▶ _Given request_
Gather up all lines that carry the word "Inrikes".

(Items listed in a dataset)

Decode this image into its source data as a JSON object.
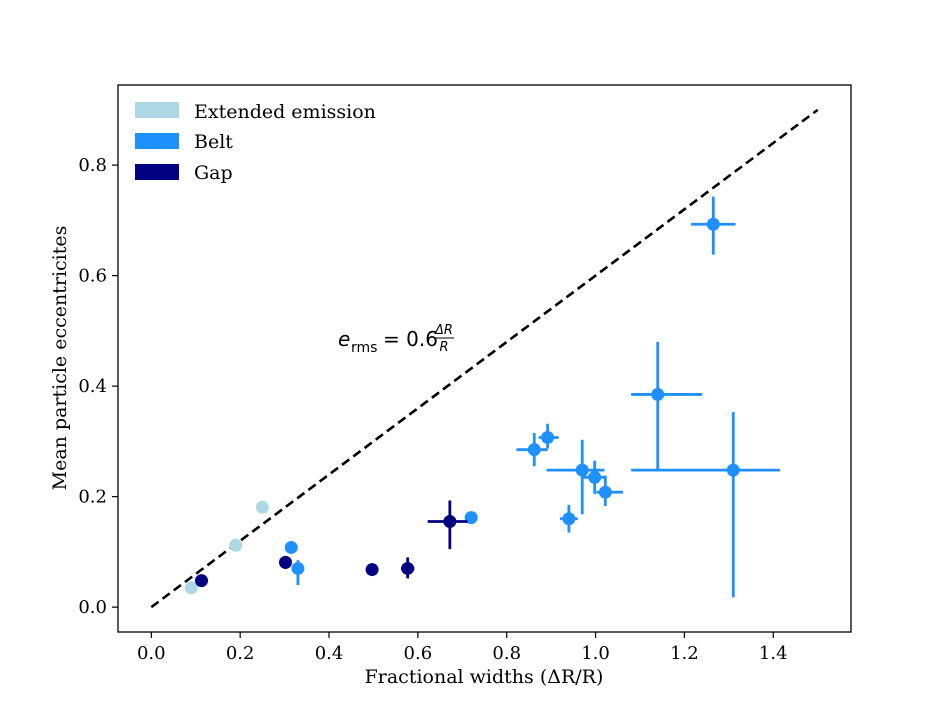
{
  "chart_data": {
    "type": "scatter",
    "title": "",
    "xlabel": "Fractional widths (ΔR/R)",
    "ylabel": "Mean particle eccentricites",
    "xlim": [
      -0.075,
      1.575
    ],
    "ylim": [
      -0.045,
      0.945
    ],
    "xticks": [
      "0.0",
      "0.2",
      "0.4",
      "0.6",
      "0.8",
      "1.0",
      "1.2",
      "1.4"
    ],
    "yticks": [
      "0.0",
      "0.2",
      "0.4",
      "0.6",
      "0.8"
    ],
    "legend_position": "top-left",
    "reference_line": {
      "label": "e_rms = 0.6 ΔR/R",
      "annotation": {
        "e": "e",
        "sub": "rms",
        "eq": "= 0.6",
        "num": "ΔR",
        "den": "R"
      },
      "slope": 0.6,
      "x_range": [
        0.0,
        1.5
      ],
      "color": "#000000",
      "style": "dashed"
    },
    "series": [
      {
        "name": "Extended emission",
        "color": "#add8e6",
        "points": [
          {
            "x": 0.09,
            "y": 0.035
          },
          {
            "x": 0.19,
            "y": 0.112
          },
          {
            "x": 0.25,
            "y": 0.181
          }
        ]
      },
      {
        "name": "Belt",
        "color": "#1e90ff",
        "points": [
          {
            "x": 0.315,
            "y": 0.108
          },
          {
            "x": 0.33,
            "y": 0.07,
            "yerr": [
              0.03,
              0.015
            ]
          },
          {
            "x": 0.72,
            "y": 0.162
          },
          {
            "x": 0.862,
            "y": 0.285,
            "xerr": [
              0.04,
              0.03
            ],
            "yerr": [
              0.03,
              0.03
            ]
          },
          {
            "x": 0.892,
            "y": 0.307,
            "xerr": [
              0.02,
              0.025
            ],
            "yerr": [
              0.02,
              0.025
            ]
          },
          {
            "x": 0.94,
            "y": 0.16,
            "xerr": [
              0.02,
              0.02
            ],
            "yerr": [
              0.025,
              0.025
            ]
          },
          {
            "x": 0.97,
            "y": 0.248,
            "xerr": [
              0.08,
              0.05
            ],
            "yerr": [
              0.08,
              0.055
            ]
          },
          {
            "x": 0.998,
            "y": 0.235,
            "xerr": [
              0.03,
              0.025
            ],
            "yerr": [
              0.03,
              0.03
            ]
          },
          {
            "x": 1.022,
            "y": 0.208,
            "xerr": [
              0.02,
              0.04
            ],
            "yerr": [
              0.025,
              0.03
            ]
          },
          {
            "x": 1.14,
            "y": 0.385,
            "xerr": [
              0.06,
              0.1
            ],
            "yerr": [
              0.135,
              0.095
            ]
          },
          {
            "x": 1.265,
            "y": 0.693,
            "xerr": [
              0.05,
              0.05
            ],
            "yerr": [
              0.055,
              0.05
            ]
          },
          {
            "x": 1.31,
            "y": 0.248,
            "xerr": [
              0.23,
              0.105
            ],
            "yerr": [
              0.23,
              0.105
            ]
          }
        ]
      },
      {
        "name": "Gap",
        "color": "#000080",
        "points": [
          {
            "x": 0.113,
            "y": 0.048
          },
          {
            "x": 0.302,
            "y": 0.081,
            "yerr": [
              0.012,
              0.01
            ]
          },
          {
            "x": 0.497,
            "y": 0.068
          },
          {
            "x": 0.577,
            "y": 0.07,
            "xerr": [
              0.015,
              0.015
            ],
            "yerr": [
              0.018,
              0.02
            ]
          },
          {
            "x": 0.672,
            "y": 0.155,
            "xerr": [
              0.05,
              0.04
            ],
            "yerr": [
              0.05,
              0.038
            ]
          }
        ]
      }
    ]
  }
}
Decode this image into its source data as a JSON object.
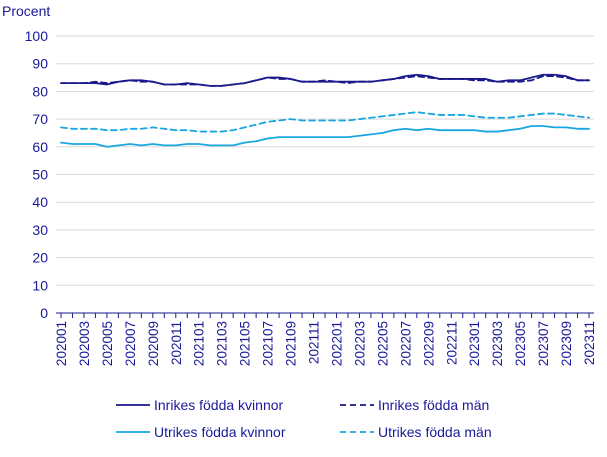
{
  "chart_data": {
    "type": "line",
    "ylabel": "Procent",
    "ylim": [
      0,
      100
    ],
    "yticks": [
      0,
      10,
      20,
      30,
      40,
      50,
      60,
      70,
      80,
      90,
      100
    ],
    "x": [
      "202001",
      "202002",
      "202003",
      "202004",
      "202005",
      "202006",
      "202007",
      "202008",
      "202009",
      "202010",
      "202011",
      "202012",
      "202101",
      "202102",
      "202103",
      "202104",
      "202105",
      "202106",
      "202107",
      "202108",
      "202109",
      "202110",
      "202111",
      "202112",
      "202201",
      "202202",
      "202203",
      "202204",
      "202205",
      "202206",
      "202207",
      "202208",
      "202209",
      "202210",
      "202211",
      "202212",
      "202301",
      "202302",
      "202303",
      "202304",
      "202305",
      "202306",
      "202307",
      "202308",
      "202309",
      "202310",
      "202311"
    ],
    "xtick_labels": [
      "202001",
      "202003",
      "202005",
      "202007",
      "202009",
      "202011",
      "202101",
      "202103",
      "202105",
      "202107",
      "202109",
      "202111",
      "202201",
      "202203",
      "202205",
      "202207",
      "202209",
      "202211",
      "202301",
      "202303",
      "202305",
      "202307",
      "202309",
      "202311"
    ],
    "grid": "horizontal",
    "legend_position": "bottom",
    "series": [
      {
        "name": "Inrikes födda kvinnor",
        "color": "#1a1a8c",
        "dash": "solid",
        "values": [
          83.0,
          83.0,
          83.0,
          83.0,
          82.5,
          83.5,
          84.0,
          84.0,
          83.5,
          82.5,
          82.5,
          83.0,
          82.5,
          82.0,
          82.0,
          82.5,
          83.0,
          84.0,
          85.0,
          85.0,
          84.5,
          83.5,
          83.5,
          83.5,
          83.5,
          83.5,
          83.5,
          83.5,
          84.0,
          84.5,
          85.5,
          86.0,
          85.5,
          84.5,
          84.5,
          84.5,
          84.5,
          84.5,
          83.5,
          84.0,
          84.0,
          85.0,
          86.0,
          86.0,
          85.5,
          84.0,
          84.0
        ]
      },
      {
        "name": "Inrikes födda män",
        "color": "#1a1a8c",
        "dash": "dashed",
        "values": [
          83.0,
          83.0,
          83.0,
          83.5,
          83.0,
          83.5,
          84.0,
          83.5,
          83.5,
          82.5,
          82.5,
          82.5,
          82.5,
          82.0,
          82.0,
          82.5,
          83.0,
          84.0,
          85.0,
          84.5,
          84.5,
          83.5,
          83.5,
          84.0,
          83.5,
          83.0,
          83.5,
          83.5,
          84.0,
          84.5,
          85.0,
          85.5,
          85.0,
          84.5,
          84.5,
          84.5,
          84.0,
          84.0,
          83.5,
          83.5,
          83.5,
          84.0,
          85.5,
          85.5,
          85.0,
          84.0,
          84.0
        ]
      },
      {
        "name": "Utrikes födda kvinnor",
        "color": "#1aa6e0",
        "dash": "solid",
        "values": [
          61.5,
          61.0,
          61.0,
          61.0,
          60.0,
          60.5,
          61.0,
          60.5,
          61.0,
          60.5,
          60.5,
          61.0,
          61.0,
          60.5,
          60.5,
          60.5,
          61.5,
          62.0,
          63.0,
          63.5,
          63.5,
          63.5,
          63.5,
          63.5,
          63.5,
          63.5,
          64.0,
          64.5,
          65.0,
          66.0,
          66.5,
          66.0,
          66.5,
          66.0,
          66.0,
          66.0,
          66.0,
          65.5,
          65.5,
          66.0,
          66.5,
          67.5,
          67.5,
          67.0,
          67.0,
          66.5,
          66.5
        ]
      },
      {
        "name": "Utrikes födda män",
        "color": "#1aa6e0",
        "dash": "dashed",
        "values": [
          67.0,
          66.5,
          66.5,
          66.5,
          66.0,
          66.0,
          66.5,
          66.5,
          67.0,
          66.5,
          66.0,
          66.0,
          65.5,
          65.5,
          65.5,
          66.0,
          67.0,
          68.0,
          69.0,
          69.5,
          70.0,
          69.5,
          69.5,
          69.5,
          69.5,
          69.5,
          70.0,
          70.5,
          71.0,
          71.5,
          72.0,
          72.5,
          72.0,
          71.5,
          71.5,
          71.5,
          71.0,
          70.5,
          70.5,
          70.5,
          71.0,
          71.5,
          72.0,
          72.0,
          71.5,
          71.0,
          70.5
        ]
      }
    ]
  }
}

▶ _Written response_
        "name": "Inrikes födda kvinnor",
        "name": "Inrikes födda män",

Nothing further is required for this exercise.